The records below must be written out exactly, with every picture left behind.

(Data records)
━━━━

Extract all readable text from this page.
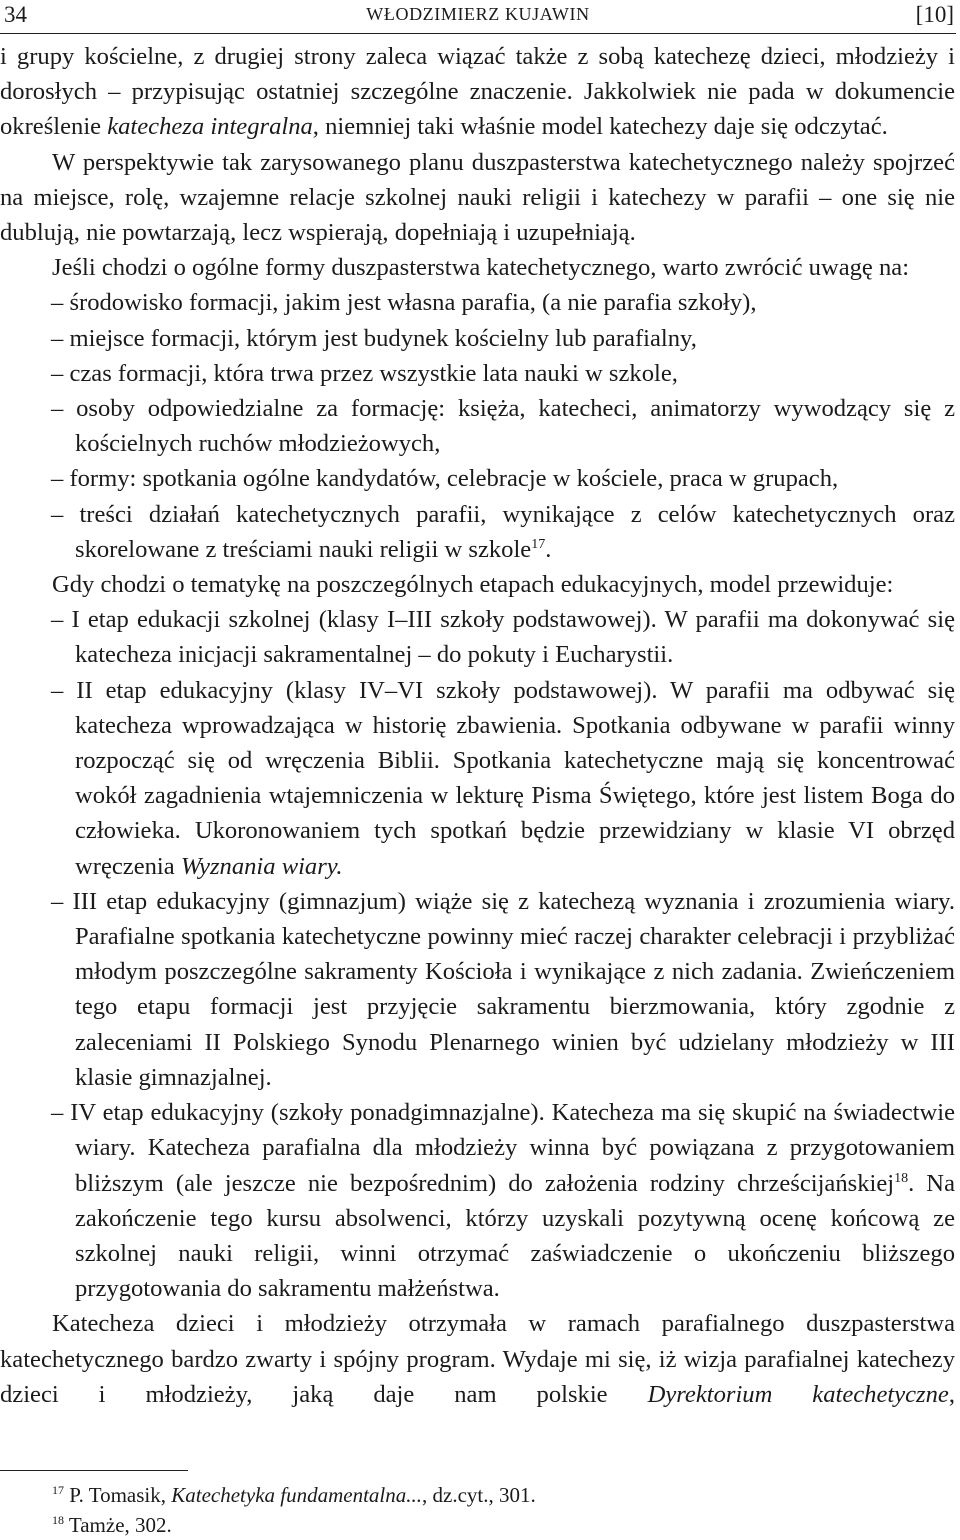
34	WŁODZIMIERZ KUJAWIN	[10]

i grupy kościelne, z drugiej strony zaleca wiązać także z sobą katechezę dzieci, młodzieży i dorosłych – przypisując ostatniej szczególne znaczenie. Jakkolwiek nie pada w dokumencie określenie katecheza integralna, niemniej taki właśnie model katechezy daje się odczytać.

W perspektywie tak zarysowanego planu duszpasterstwa katechetycznego należy spojrzeć na miejsce, rolę, wzajemne relacje szkolnej nauki religii i katechezy w parafii – one się nie dublują, nie powtarzają, lecz wspierają, dopełniają i uzupełniają.

Jeśli chodzi o ogólne formy duszpasterstwa katechetycznego, warto zwrócić uwagę na:

– środowisko formacji, jakim jest własna parafia, (a nie parafia szkoły),

– miejsce formacji, którym jest budynek kościelny lub parafialny,

– czas formacji, która trwa przez wszystkie lata nauki w szkole,

– osoby odpowiedzialne za formację: księża, katecheci, animatorzy wywodzący się z kościelnych ruchów młodzieżowych,

– formy: spotkania ogólne kandydatów, celebracje w kościele, praca w grupach,

– treści działań katechetycznych parafii, wynikające z celów katechetycznych oraz skorelowane z treściami nauki religii w szkole$^{17}$.

Gdy chodzi o tematykę na poszczególnych etapach edukacyjnych, model przewiduje:

– I etap edukacji szkolnej (klasy I–III szkoły podstawowej). W parafii ma dokonywać się katecheza inicjacji sakramentalnej – do pokuty i Eucharystii.

– II etap edukacyjny (klasy IV–VI szkoły podstawowej). W parafii ma odbywać się katecheza wprowadzająca w historię zbawienia. Spotkania odbywane w parafii winny rozpocząć się od wręczenia Biblii. Spotkania katechetyczne mają się koncentrować wokół zagadnienia wtajemniczenia w lekturę Pisma Świętego, które jest listem Boga do człowieka. Ukoronowaniem tych spotkań będzie przewidziany w klasie VI obrzęd wręczenia Wyznania wiary.

– III etap edukacyjny (gimnazjum) wiąże się z katechezą wyznania i zrozumienia wiary. Parafialne spotkania katechetyczne powinny mieć raczej charakter celebracji i przybliżać młodym poszczególne sakramenty Kościoła i wynikające z nich zadania. Zwieńczeniem tego etapu formacji jest przyjęcie sakramentu bierzmowania, który zgodnie z zaleceniami II Polskiego Synodu Plenarnego winien być udzielany młodzieży w III klasie gimnazjalnej.

– IV etap edukacyjny (szkoły ponadgimnazjalne). Katecheza ma się skupić na świadectwie wiary. Katecheza parafialna dla młodzieży winna być powiązana z przygotowaniem bliższym (ale jeszcze nie bezpośrednim) do założenia rodziny chrześcijańskiej$^{18}$. Na zakończenie tego kursu absolwenci, którzy uzyskali pozytywną ocenę końcową ze szkolnej nauki religii, winni otrzymać zaświadczenie o ukończeniu bliższego przygotowania do sakramentu małżeństwa.

Katecheza dzieci i młodzieży otrzymała w ramach parafialnego duszpasterstwa katechetycznego bardzo zwarty i spójny program. Wydaje mi się, iż wizja parafialnej katechezy dzieci i młodzieży, jaką daje nam polskie Dyrektorium katechetyczne,

$^{17}$ P. Tomasik, Katechetyka fundamentalna..., dz.cyt., 301.
$^{18}$ Tamże, 302.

━━━━

* **Output of the exercise**
Extract all readable text from this page.
34	WŁODZIMIERZ KUJAWIN	[10]

i grupy kościelne, z drugiej strony zaleca wiązać także z sobą katechezę dzieci, młodzieży i dorosłych – przypisując ostatniej szczególne znaczenie. Jakkolwiek nie pada w dokumencie określenie katecheza integralna, niemniej taki właśnie model katechezy daje się odczytać.

W perspektywie tak zarysowanego planu duszpasterstwa katechetycznego należy spojrzeć na miejsce, rolę, wzajemne relacje szkolnej nauki religii i katechezy w parafii – one się nie dublują, nie powtarzają, lecz wspierają, dopełniają i uzupełniają.

Jeśli chodzi o ogólne formy duszpasterstwa katechetycznego, warto zwrócić uwagę na:

– środowisko formacji, jakim jest własna parafia, (a nie parafia szkoły),

– miejsce formacji, którym jest budynek kościelny lub parafialny,

– czas formacji, która trwa przez wszystkie lata nauki w szkole,

– osoby odpowiedzialne za formację: księża, katecheci, animatorzy wywodzący się z kościelnych ruchów młodzieżowych,

– formy: spotkania ogólne kandydatów, celebracje w kościele, praca w grupach,

– treści działań katechetycznych parafii, wynikające z celów katechetycznych oraz skorelowane z treściami nauki religii w szkole$^{17}$.

Gdy chodzi o tematykę na poszczególnych etapach edukacyjnych, model przewiduje:

– I etap edukacji szkolnej (klasy I–III szkoły podstawowej). W parafii ma dokonywać się katecheza inicjacji sakramentalnej – do pokuty i Eucharystii.

– II etap edukacyjny (klasy IV–VI szkoły podstawowej). W parafii ma odbywać się katecheza wprowadzająca w historię zbawienia. Spotkania odbywane w parafii winny rozpocząć się od wręczenia Biblii. Spotkania katechetyczne mają się koncentrować wokół zagadnienia wtajemniczenia w lekturę Pisma Świętego, które jest listem Boga do człowieka. Ukoronowaniem tych spotkań będzie przewidziany w klasie VI obrzęd wręczenia Wyznania wiary.

– III etap edukacyjny (gimnazjum) wiąże się z katechezą wyznania i zrozumienia wiary. Parafialne spotkania katechetyczne powinny mieć raczej charakter celebracji i przybliżać młodym poszczególne sakramenty Kościoła i wynikające z nich zadania. Zwieńczeniem tego etapu formacji jest przyjęcie sakramentu bierzmowania, który zgodnie z zaleceniami II Polskiego Synodu Plenarnego winien być udzielany młodzieży w III klasie gimnazjalnej.

– IV etap edukacyjny (szkoły ponadgimnazjalne). Katecheza ma się skupić na świadectwie wiary. Katecheza parafialna dla młodzieży winna być powiązana z przygotowaniem bliższym (ale jeszcze nie bezpośrednim) do założenia rodziny chrześcijańskiej$^{18}$. Na zakończenie tego kursu absolwenci, którzy uzyskali pozytywną ocenę końcową ze szkolnej nauki religii, winni otrzymać zaświadczenie o ukończeniu bliższego przygotowania do sakramentu małżeństwa.

Katecheza dzieci i młodzieży otrzymała w ramach parafialnego duszpasterstwa katechetycznego bardzo zwarty i spójny program. Wydaje mi się, iż wizja parafialnej katechezy dzieci i młodzieży, jaką daje nam polskie Dyrektorium katechetyczne,

$^{17}$ P. Tomasik, Katechetyka fundamentalna..., dz.cyt., 301.
$^{18}$ Tamże, 302.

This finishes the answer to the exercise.